[Source text]:
=-=-=

Fast Windows 7 box with SSD
BackendFirst visitWarm go to 1)Cold go to 2)Reload
mozilla-central6.7s / 600ms235ms / 240ms530ms / 530ms4.7s / 540ms
new back-end6.7s / 600ms195ms / 200ms620ms / 620ms***4.7s / 540ms

 

Fast Windows 7 box and a slow microSD
BackendFirst visitWarm go to 1)Cold go to 2)Reload
mozilla-central13.5s / 6s600ms / 600ms1s / 1s7.3s / 1.2s
new back-end7.3s / 780ms
or** 13.7s / 1.1s
195ms / 200ms1.6 or 3.2s* / 460ms***4.8s / 530ms

 

To sum – most significant changes appear when using a really slow media.  For sure, first paint times greatly improves, not talking about the 10000% better UI responsiveness!  Still, space left for more optimizations.  We know what to do:

  • deliver data in larger chunks ; now we fetch only by 16kB blocks, hence larger files (e.g. images) load very slowly
  • think of interaction with upper levels by means of having some kind of an intelligent flood control

 

1) Open a new tab and navigate to a page when the cache is already pre-warmed, i.e. data are already fully in RAM.

2) Open a new tab and navigate to a page right after the Firefox start.

* I was testing with my blog home page.  There are few large images, ~750kB and ~600kB.  Delivering data to upper level consumers only by 16kB chunks causes this suffering.

** This is an interesting regression.  Sometimes with the new backend we delay first paint and overall load time.  Seems like the cache engine is ‘too good’ and opens the floodgate too much overwhelming the main thread event queue.  Needs more investigation.

*** Here it’s combination of flood fill of the main thread with image loads, slow image data load it self and fact, that in this case we first paint after all resources on the page loaded – that needs to change.  It’s also supported by fact that cold load first paint time is significantly faster on microSD then on SSD.  The slow card apparently simulates the flood control here for us.

5 thoughts on “New Firefox HTTP cache backend – story continues

  1. Make sure you can structure your metadata so you can read most entries without using seek(). Then open files with
    FILE_FLAG_SEQUENTIAL_SCAN so the OS knows you are gonna read things in sequences and continues warming cache for you in background.

    16kb is too small indeed. 32 or 64kb should be a minimum. Modern ssds operate with 1mb erase block sizes, so writes are most efficient when done with huge buffers. FILE_FLAG_SEQUENTIAL_SCAN seems to kick in faster if you use large read buffer…but I might be wrong about that. Can verify this with xperf eg https://developer.mozilla.org/en-US/docs/Performance/Cold_Startup_Profiling_with_Xperf

  2. Hi , i tought thet ram for cache was disabled time ago , how do you set the max ram usage ?

=-=-=

[Data listing]:
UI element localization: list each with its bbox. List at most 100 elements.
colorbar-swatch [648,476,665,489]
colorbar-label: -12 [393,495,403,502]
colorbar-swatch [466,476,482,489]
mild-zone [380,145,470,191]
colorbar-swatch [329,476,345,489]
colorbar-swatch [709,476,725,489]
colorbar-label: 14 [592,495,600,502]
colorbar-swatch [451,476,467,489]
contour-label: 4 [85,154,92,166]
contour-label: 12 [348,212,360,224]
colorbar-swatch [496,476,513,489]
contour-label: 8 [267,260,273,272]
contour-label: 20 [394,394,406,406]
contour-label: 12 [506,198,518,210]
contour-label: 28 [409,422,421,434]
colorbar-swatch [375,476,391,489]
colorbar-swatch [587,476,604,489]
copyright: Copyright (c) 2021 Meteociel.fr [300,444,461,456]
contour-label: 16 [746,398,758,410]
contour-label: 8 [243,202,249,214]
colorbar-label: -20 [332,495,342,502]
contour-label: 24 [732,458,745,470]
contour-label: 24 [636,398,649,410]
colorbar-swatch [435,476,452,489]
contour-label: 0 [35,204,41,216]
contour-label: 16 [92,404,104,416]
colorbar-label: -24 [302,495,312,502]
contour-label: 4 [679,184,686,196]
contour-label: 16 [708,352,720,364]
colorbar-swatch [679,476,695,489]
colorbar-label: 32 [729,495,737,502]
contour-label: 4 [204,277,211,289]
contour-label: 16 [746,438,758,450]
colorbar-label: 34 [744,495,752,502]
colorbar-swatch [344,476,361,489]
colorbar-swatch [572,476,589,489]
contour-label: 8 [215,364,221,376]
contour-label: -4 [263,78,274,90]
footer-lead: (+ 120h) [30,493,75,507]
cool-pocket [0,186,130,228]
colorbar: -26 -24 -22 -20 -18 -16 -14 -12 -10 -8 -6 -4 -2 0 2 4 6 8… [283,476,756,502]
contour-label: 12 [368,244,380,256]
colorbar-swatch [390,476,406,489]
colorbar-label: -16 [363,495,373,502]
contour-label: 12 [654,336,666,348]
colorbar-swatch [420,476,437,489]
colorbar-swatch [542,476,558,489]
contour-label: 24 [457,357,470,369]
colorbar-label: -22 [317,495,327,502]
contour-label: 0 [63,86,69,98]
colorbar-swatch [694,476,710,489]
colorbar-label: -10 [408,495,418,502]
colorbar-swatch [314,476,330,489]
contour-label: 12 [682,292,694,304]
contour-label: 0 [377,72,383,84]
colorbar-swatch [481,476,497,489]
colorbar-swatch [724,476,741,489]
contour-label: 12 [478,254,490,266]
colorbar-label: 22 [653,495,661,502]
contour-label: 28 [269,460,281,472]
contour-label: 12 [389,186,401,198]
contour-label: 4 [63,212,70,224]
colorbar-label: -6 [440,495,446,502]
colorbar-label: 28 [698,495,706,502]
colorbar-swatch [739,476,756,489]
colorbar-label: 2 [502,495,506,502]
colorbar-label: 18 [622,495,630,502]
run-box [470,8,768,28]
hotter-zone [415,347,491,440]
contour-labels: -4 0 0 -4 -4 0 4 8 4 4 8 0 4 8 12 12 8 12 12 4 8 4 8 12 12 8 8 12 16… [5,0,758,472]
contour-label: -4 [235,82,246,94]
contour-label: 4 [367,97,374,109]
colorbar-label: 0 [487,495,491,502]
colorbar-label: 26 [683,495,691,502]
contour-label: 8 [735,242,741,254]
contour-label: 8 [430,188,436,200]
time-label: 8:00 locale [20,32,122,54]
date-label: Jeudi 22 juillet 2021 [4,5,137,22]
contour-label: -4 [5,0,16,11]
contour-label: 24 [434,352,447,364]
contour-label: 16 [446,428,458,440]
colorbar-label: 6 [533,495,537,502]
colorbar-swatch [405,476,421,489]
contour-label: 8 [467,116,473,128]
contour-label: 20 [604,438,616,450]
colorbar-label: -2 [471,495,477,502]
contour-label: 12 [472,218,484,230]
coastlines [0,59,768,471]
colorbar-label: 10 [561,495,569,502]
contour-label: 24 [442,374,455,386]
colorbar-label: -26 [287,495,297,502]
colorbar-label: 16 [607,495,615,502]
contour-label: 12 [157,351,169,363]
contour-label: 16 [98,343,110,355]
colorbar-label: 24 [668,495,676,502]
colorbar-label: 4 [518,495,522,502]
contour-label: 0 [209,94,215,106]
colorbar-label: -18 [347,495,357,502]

=-=-=

[Required action A]:
In the Firefox cache text, retype everything from "5 thoughts on" down to "you in background.".
[Required action B]:
Answer these questions from the Firefox cache text:
(i) In what size blocks does the cache currently fetch data?
(ii) According to the first comment, what should the minimum read size be?
(iii) What image sizes are given for the large images on the blog home page used for testing?

[Your response A]:
5 thoughts on “New Firefox HTTP cache backend – story continues

  1. Make sure you can structure your metadata so you can read most entries without using seek(). Then open files with
    FILE_FLAG_SEQUENTIAL_SCAN so the OS knows you are gonna read things in sequences and continues warming cache for you in background.

[Your response B]:
(i) 16kB blocks
(ii) 32 or 64kb
(iii) About 750kB and about 600kB